Text passage
+ + + + + + +

The claim is also made that the judgment and certificate of conviction are. void for a failure to comply with the statute authorizing the commitment. It was held in People v. Catholic Protectory, 101 N. Y. 195, 4 N. E. Rep. 177, that these statutes were not repealed by the Penal Code; that, being special in their character, they should stand, when not in conflict with the general law.
It is, however, insisted that the child is not held by virtue of the commitment, but by the authority of a judgment. It is well settled that the officer detaining may, at any time, invoke the aid of a judgment, and, upon showing a valid judgment of conviction, it is sufficient, as that is the authority by virtue of which the person is held. People v. Baker, 89 N. Y. 460. But here no judgment pronounced by a magistrate or jurisdictional facts are shown to-have existed which warranted the commitment, and the bare allegation that he is held by virtue of a judgment, without proof of one, is not sufficient. People v. Warden, etc., 100 N. Y. 20, 2 N. E. Rep. 870.
It follows from these views that the relator should be discharged, and the defendant superintendent is directed to discharge him from custody and imprisonment, and deliver him to the care of his father.

+ + + + + + +

Data excerpts
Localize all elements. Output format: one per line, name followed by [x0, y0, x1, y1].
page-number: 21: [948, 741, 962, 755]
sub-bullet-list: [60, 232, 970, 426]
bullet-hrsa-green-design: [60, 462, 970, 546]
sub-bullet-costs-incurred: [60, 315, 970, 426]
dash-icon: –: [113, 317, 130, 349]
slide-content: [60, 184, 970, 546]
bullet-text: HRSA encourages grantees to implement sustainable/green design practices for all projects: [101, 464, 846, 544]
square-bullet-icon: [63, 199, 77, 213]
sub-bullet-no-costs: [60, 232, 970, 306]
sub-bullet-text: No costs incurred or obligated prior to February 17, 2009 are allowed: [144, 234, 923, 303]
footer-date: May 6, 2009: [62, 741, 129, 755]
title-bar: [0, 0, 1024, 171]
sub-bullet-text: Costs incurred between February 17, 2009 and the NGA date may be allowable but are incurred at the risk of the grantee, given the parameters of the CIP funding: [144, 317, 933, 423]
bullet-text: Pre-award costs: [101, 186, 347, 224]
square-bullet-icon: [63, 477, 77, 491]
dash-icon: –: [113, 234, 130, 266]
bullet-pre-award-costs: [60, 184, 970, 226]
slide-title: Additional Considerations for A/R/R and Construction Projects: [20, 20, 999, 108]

+ + + + + + +

Work task
Could you repeat the court opinion word for word, from "It is, however, insisted" up to and including "of his father."?

Response
It is, however, insisted that the child is not held by virtue of the commitment, but by the authority of a judgment. It is well settled that the officer detaining may, at any time, invoke the aid of a judgment, and, upon showing a valid judgment of conviction, it is sufficient, as that is the authority by virtue of which the person is held. People v. Baker, 89 N. Y. 460. But here no judgment pronounced by a magistrate or jurisdictional facts are shown to-have existed which warranted the commitment, and the bare allegation that he is held by virtue of a judgment, without proof of one, is not sufficient. People v. Warden, etc., 100 N. Y. 20, 2 N. E. Rep. 870.
It follows from these views that the relator should be discharged, and the defendant superintendent is directed to discharge him from custody and imprisonment, and deliver him to the care of his father.